▽

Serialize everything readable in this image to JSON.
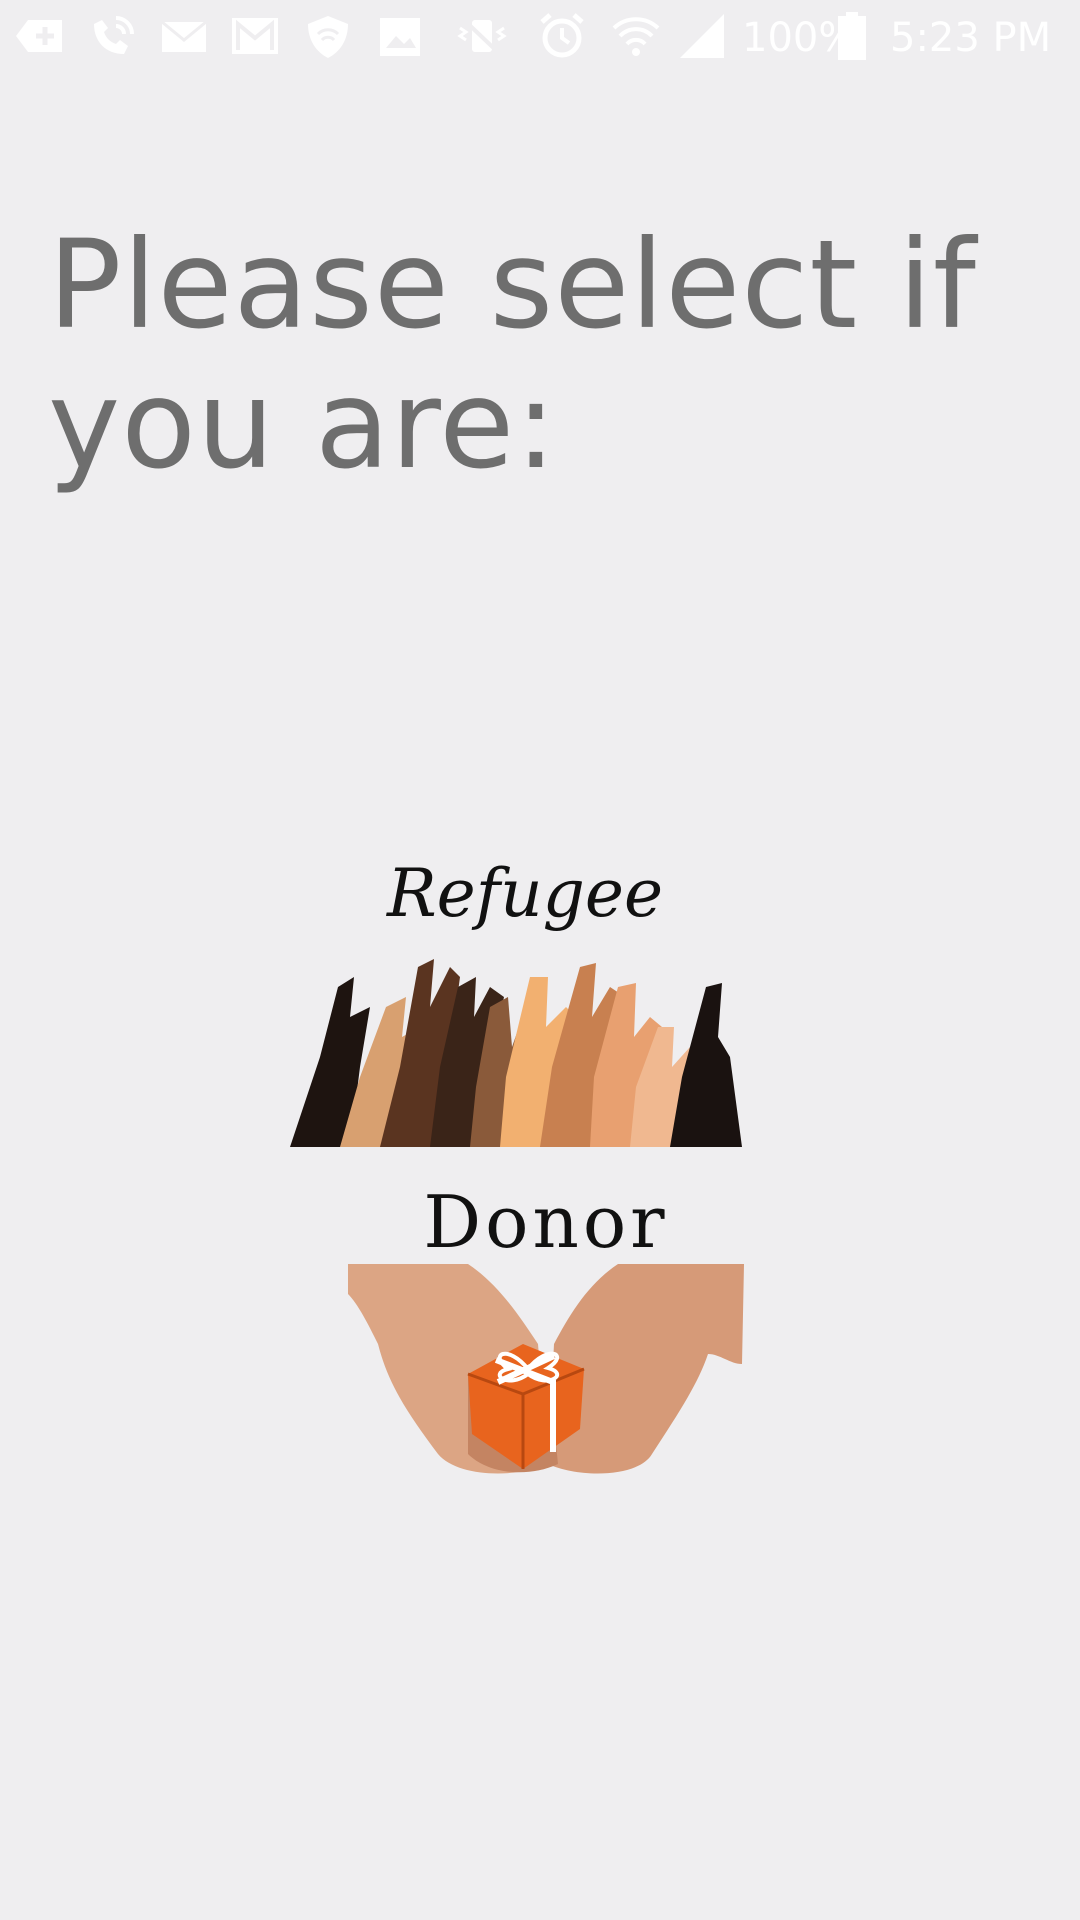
{
  "status_bar": {
    "battery": "100%",
    "time": "5:23 PM",
    "icons": [
      "add-icon",
      "wifi-calling-icon",
      "mail-icon",
      "gmail-icon",
      "shield-icon",
      "gallery-icon",
      "vibrate-icon",
      "alarm-icon",
      "wifi-icon",
      "signal-icon",
      "battery-icon"
    ]
  },
  "title": "Please select if you are:",
  "options": [
    {
      "label": "Refugee",
      "image": "raised-hands-image"
    },
    {
      "label": "Donor",
      "image": "hands-holding-gift-image"
    }
  ],
  "colors": {
    "background": "#efeef0",
    "title_text": "#6e6e6e",
    "gift": "#e8641e"
  }
}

△

PROMPT: Your task is to repeat the data above exactly while excluding the pictures.

THE REPLY:
Serialize everything readable in this image to JSON.
{
  "status_bar": {
    "battery": "100%",
    "time": "5:23 PM",
    "icons": [
      "add-icon",
      "wifi-calling-icon",
      "mail-icon",
      "gmail-icon",
      "shield-icon",
      "gallery-icon",
      "vibrate-icon",
      "alarm-icon",
      "wifi-icon",
      "signal-icon",
      "battery-icon"
    ]
  },
  "title": "Please select if you are:",
  "options": [
    {
      "label": "Refugee",
      "image": "raised-hands-image"
    },
    {
      "label": "Donor",
      "image": "hands-holding-gift-image"
    }
  ],
  "colors": {
    "background": "#efeef0",
    "title_text": "#6e6e6e",
    "gift": "#e8641e"
  }
}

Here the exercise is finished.